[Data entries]
****************

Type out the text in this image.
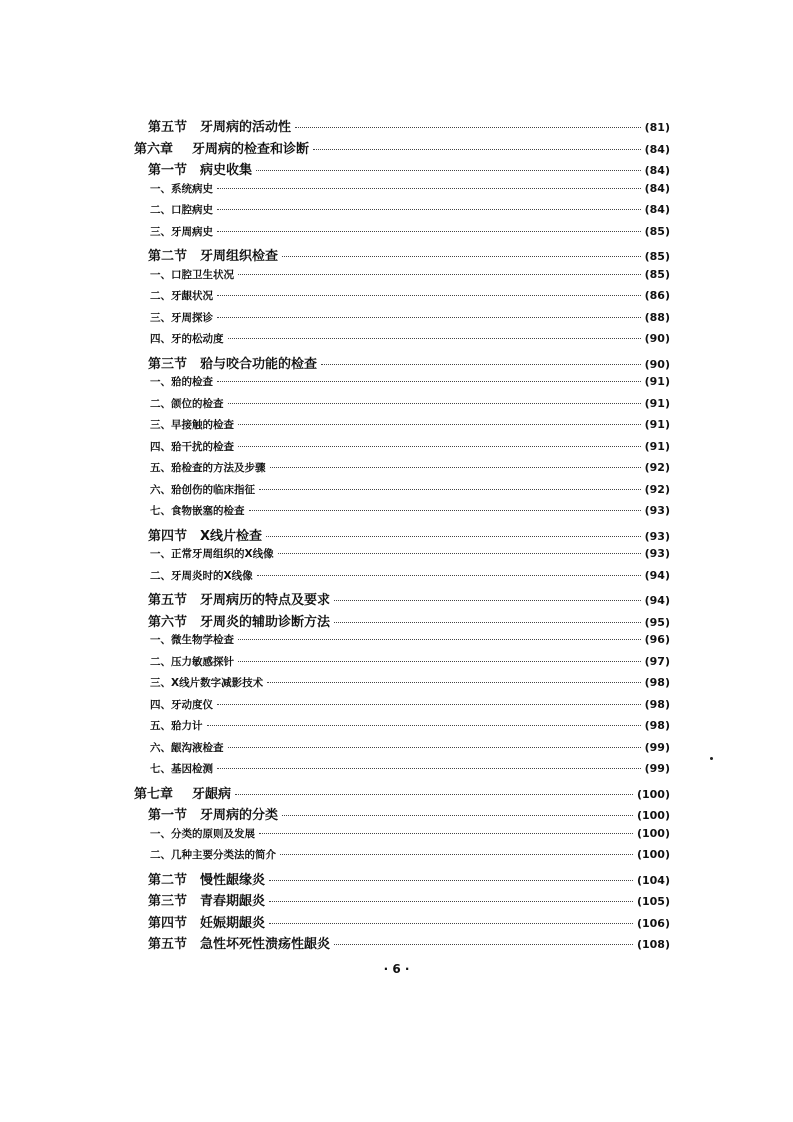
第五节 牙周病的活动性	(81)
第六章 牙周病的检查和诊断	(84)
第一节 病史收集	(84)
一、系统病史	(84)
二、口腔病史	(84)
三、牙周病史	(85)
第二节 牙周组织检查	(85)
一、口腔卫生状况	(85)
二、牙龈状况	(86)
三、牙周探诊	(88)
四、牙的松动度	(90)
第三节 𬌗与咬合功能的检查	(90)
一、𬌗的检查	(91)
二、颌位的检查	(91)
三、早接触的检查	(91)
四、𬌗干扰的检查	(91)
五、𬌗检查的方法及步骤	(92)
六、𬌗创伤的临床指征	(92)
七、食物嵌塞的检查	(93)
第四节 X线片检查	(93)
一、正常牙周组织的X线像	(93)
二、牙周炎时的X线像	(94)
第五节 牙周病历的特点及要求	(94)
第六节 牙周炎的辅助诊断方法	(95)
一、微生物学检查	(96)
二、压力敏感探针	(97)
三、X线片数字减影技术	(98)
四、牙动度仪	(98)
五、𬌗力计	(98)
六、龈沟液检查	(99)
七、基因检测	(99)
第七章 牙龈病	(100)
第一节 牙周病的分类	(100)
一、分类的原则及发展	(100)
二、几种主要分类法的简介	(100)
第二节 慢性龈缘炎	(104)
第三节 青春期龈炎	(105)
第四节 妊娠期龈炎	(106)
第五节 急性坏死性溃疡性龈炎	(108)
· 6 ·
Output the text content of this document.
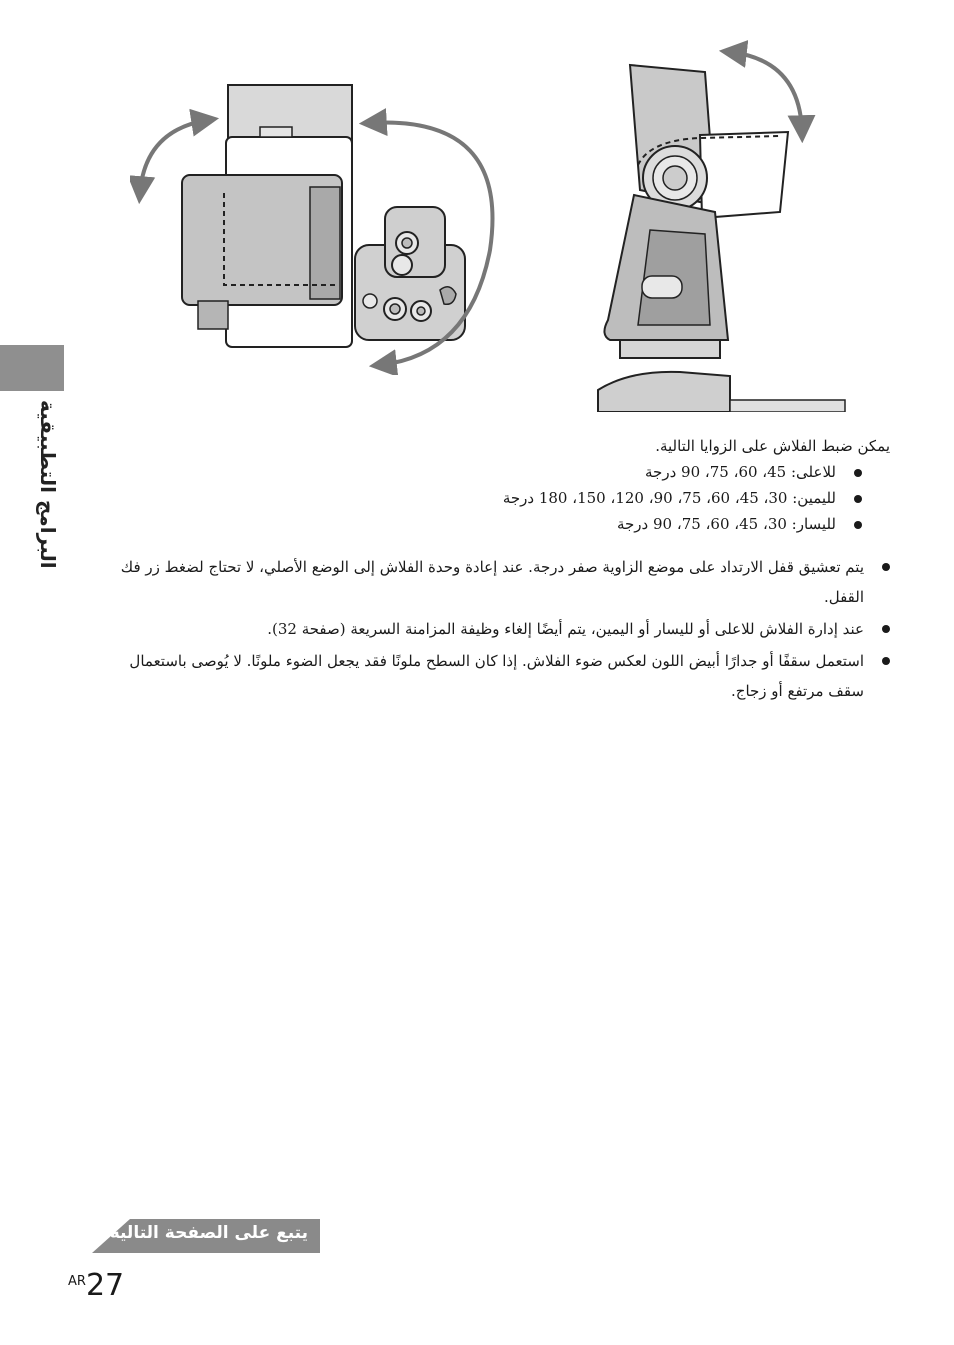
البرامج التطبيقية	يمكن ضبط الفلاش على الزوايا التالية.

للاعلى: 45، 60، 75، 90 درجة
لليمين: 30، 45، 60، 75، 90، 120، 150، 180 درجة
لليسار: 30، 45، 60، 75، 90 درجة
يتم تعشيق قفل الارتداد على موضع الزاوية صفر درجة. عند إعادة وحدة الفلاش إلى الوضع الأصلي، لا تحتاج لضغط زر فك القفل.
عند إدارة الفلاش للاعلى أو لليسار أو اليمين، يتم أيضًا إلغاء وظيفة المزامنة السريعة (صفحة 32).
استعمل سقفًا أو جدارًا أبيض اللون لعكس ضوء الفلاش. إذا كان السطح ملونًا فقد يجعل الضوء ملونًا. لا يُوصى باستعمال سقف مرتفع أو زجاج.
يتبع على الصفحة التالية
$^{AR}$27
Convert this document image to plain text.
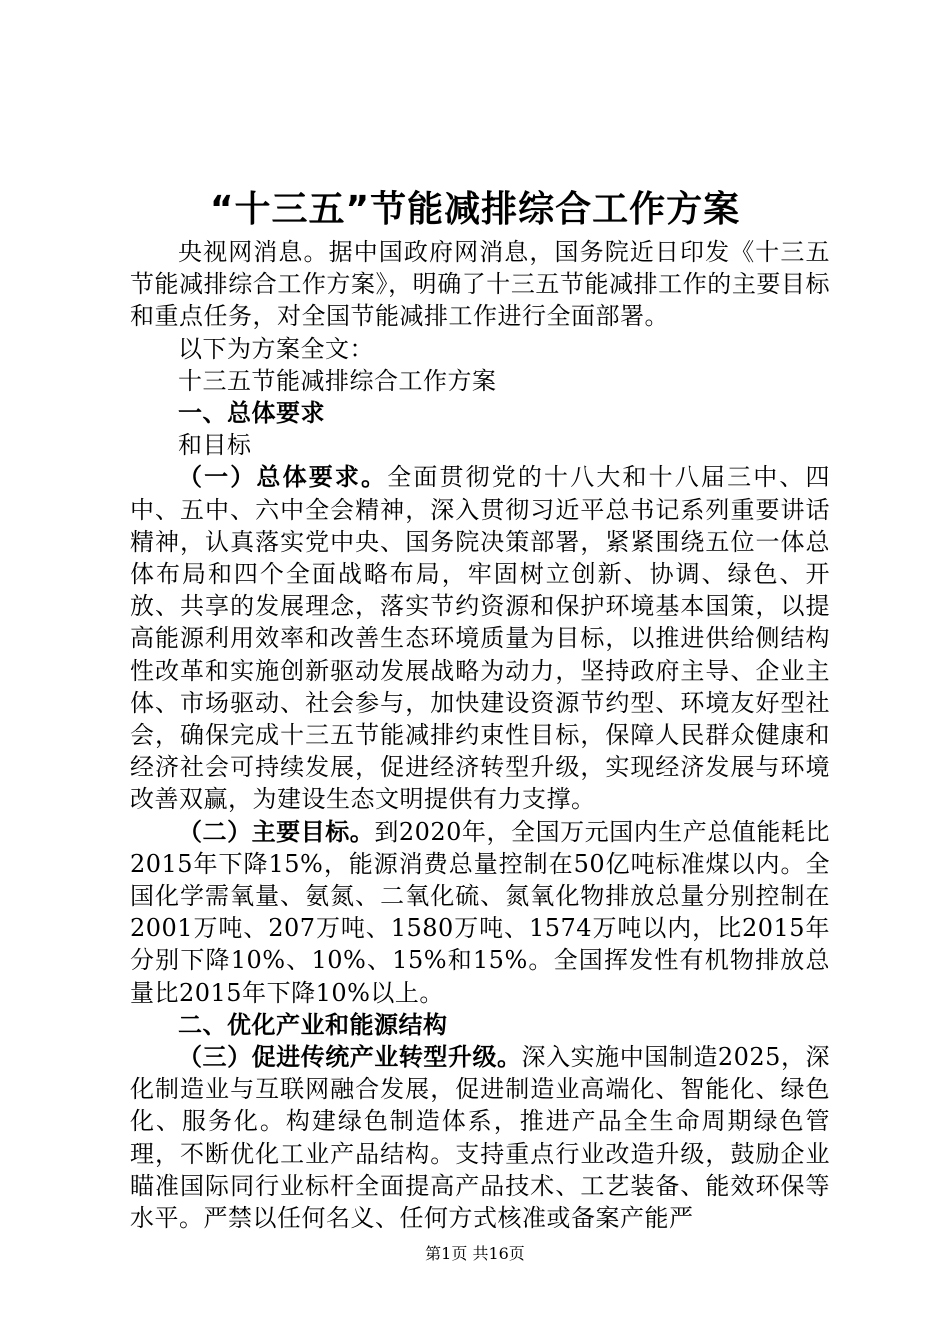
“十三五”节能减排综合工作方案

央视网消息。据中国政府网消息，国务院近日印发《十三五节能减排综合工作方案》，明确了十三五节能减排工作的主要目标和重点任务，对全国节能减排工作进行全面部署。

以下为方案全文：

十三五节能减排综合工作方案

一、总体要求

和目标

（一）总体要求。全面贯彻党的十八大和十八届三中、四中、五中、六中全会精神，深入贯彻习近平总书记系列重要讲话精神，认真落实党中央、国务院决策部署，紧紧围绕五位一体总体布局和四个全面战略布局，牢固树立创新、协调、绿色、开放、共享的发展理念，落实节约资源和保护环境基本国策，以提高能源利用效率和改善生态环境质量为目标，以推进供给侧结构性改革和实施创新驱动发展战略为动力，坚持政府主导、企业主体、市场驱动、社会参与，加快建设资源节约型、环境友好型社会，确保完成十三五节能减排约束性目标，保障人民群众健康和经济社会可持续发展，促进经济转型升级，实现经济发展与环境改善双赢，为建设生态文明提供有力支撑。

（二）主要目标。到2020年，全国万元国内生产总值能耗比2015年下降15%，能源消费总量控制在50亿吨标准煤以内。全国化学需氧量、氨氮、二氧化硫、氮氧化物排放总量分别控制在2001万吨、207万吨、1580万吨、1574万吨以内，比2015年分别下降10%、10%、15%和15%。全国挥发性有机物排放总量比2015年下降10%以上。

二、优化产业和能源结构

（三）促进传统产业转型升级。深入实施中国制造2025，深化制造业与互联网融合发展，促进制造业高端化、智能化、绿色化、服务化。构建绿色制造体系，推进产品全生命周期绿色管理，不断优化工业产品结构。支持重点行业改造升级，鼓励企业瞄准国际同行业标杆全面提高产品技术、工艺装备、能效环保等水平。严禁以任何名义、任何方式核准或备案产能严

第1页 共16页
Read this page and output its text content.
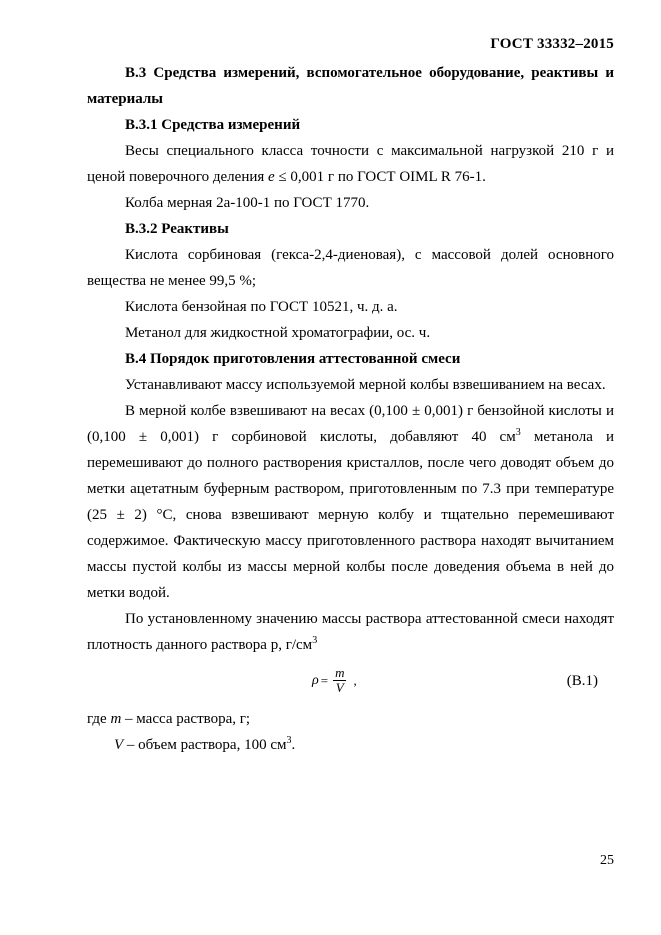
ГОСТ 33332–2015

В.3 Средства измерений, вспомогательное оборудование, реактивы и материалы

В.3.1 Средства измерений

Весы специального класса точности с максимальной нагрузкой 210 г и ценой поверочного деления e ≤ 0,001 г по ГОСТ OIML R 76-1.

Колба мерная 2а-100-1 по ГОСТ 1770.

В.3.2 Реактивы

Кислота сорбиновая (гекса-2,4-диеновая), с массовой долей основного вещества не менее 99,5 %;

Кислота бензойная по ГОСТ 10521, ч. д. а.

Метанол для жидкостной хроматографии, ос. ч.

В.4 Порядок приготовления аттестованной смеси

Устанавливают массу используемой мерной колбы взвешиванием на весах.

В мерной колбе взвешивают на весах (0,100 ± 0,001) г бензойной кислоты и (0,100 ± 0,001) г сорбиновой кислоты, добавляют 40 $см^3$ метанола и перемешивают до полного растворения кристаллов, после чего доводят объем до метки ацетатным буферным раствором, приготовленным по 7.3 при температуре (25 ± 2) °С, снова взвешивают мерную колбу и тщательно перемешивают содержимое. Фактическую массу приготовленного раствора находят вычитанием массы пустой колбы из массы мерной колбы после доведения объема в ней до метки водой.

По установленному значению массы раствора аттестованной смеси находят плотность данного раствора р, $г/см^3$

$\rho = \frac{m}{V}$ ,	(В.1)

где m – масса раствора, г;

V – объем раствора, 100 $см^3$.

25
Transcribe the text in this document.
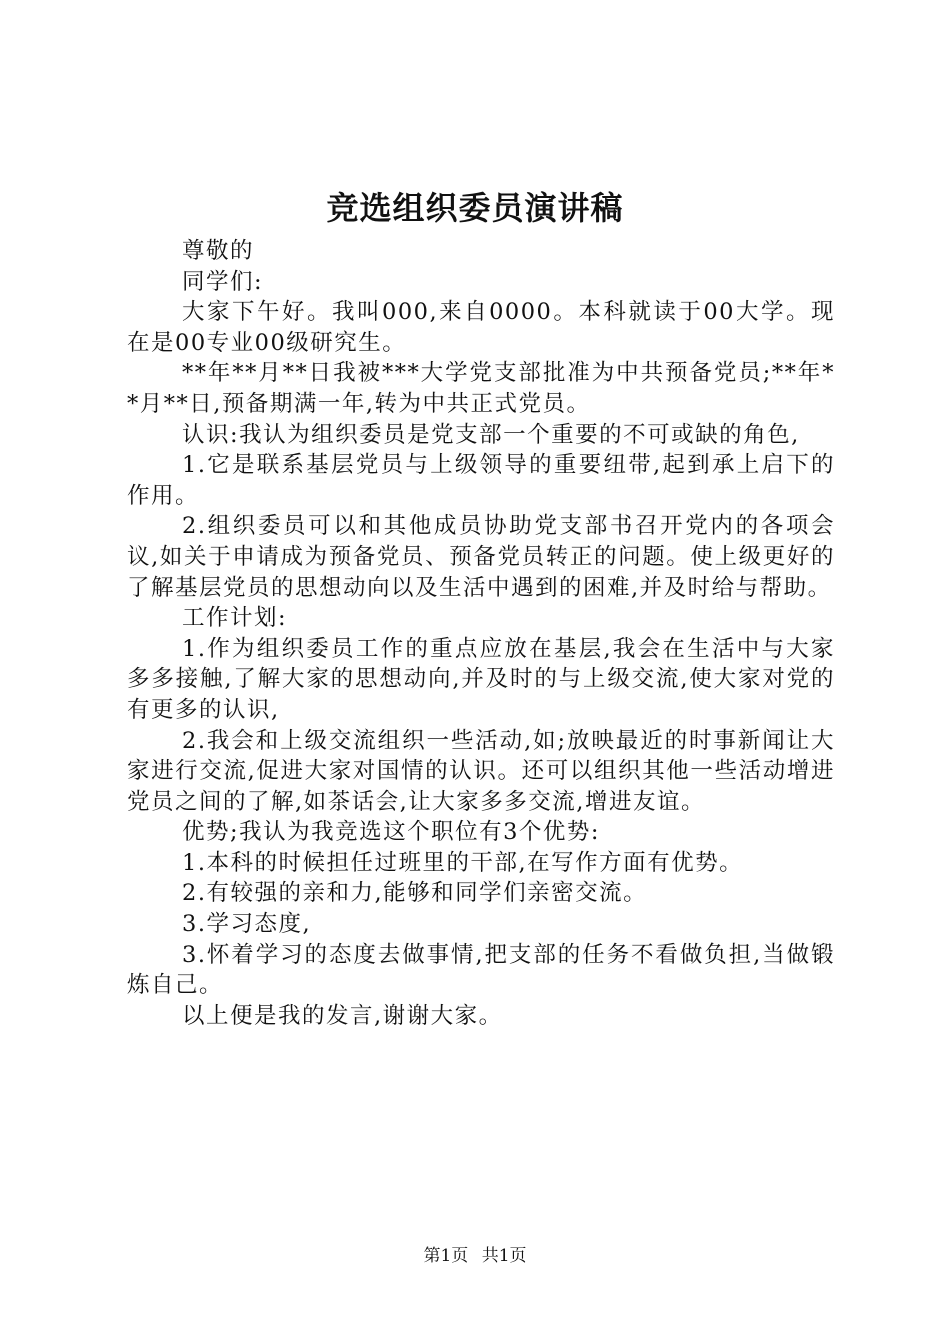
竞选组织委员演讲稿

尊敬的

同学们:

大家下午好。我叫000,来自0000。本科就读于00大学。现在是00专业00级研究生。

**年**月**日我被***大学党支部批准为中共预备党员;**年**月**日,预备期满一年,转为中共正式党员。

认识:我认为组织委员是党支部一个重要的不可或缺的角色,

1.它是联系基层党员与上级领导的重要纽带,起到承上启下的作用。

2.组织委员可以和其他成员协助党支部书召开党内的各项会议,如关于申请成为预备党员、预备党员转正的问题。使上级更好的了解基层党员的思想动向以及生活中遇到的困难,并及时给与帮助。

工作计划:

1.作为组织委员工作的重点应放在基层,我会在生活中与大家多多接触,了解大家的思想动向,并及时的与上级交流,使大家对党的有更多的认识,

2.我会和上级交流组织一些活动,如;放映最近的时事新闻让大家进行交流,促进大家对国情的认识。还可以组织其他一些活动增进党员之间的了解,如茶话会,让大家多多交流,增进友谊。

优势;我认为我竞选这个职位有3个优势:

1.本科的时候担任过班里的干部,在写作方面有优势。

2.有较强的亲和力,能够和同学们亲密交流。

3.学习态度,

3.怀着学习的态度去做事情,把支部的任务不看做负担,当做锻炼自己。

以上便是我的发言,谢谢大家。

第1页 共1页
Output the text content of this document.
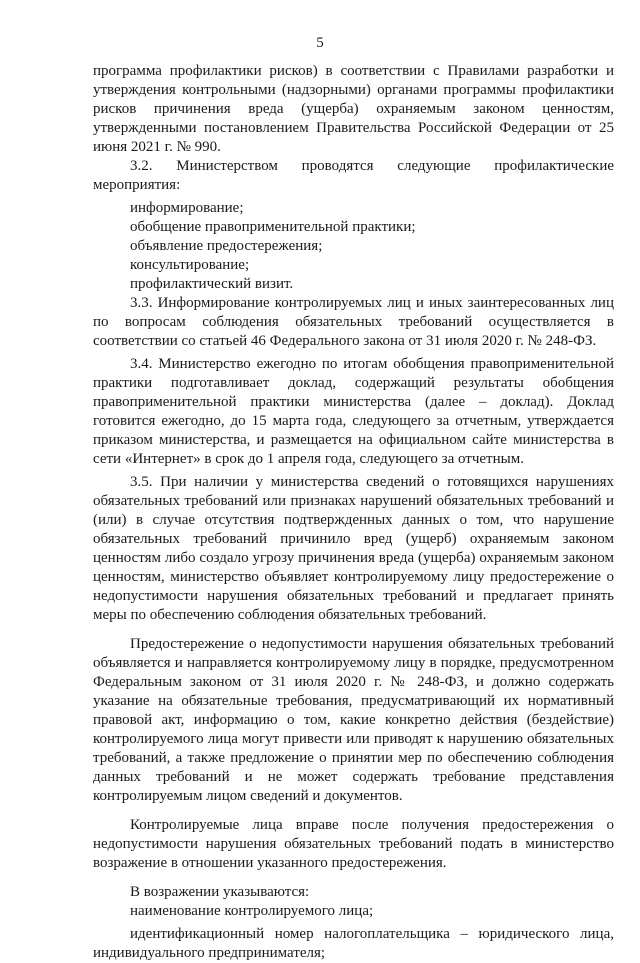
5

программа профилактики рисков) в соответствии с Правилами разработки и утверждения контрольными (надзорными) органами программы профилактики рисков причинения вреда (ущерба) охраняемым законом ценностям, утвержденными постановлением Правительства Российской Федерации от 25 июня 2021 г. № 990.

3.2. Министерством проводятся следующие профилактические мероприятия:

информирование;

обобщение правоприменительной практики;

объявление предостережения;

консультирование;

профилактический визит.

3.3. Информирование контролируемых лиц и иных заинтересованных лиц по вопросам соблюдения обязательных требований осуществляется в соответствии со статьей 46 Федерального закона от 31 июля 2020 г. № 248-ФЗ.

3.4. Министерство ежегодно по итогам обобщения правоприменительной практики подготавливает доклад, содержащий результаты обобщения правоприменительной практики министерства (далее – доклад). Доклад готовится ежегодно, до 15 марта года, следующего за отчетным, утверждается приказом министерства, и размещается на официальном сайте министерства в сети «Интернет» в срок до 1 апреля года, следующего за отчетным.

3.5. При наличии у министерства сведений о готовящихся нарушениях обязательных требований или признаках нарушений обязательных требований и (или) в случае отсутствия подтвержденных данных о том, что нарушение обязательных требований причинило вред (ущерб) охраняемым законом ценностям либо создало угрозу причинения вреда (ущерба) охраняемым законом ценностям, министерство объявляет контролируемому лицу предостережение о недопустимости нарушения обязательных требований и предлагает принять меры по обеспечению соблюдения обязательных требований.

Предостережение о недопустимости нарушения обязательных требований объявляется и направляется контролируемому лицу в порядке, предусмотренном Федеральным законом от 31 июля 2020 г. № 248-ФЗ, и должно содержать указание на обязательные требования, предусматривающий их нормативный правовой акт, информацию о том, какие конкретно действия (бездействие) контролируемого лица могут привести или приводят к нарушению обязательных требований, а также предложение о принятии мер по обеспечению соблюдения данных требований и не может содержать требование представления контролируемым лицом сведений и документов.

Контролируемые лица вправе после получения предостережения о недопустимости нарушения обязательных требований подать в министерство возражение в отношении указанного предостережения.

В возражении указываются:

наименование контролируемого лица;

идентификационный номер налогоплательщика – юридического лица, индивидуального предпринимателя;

****************

_Work required_
Where a line holds "измерений", copy it out.

_Exercise response_
В.3 Средства измерений, вспомогательное оборудование, реактивы и материалы
В.3.1 Средства измерений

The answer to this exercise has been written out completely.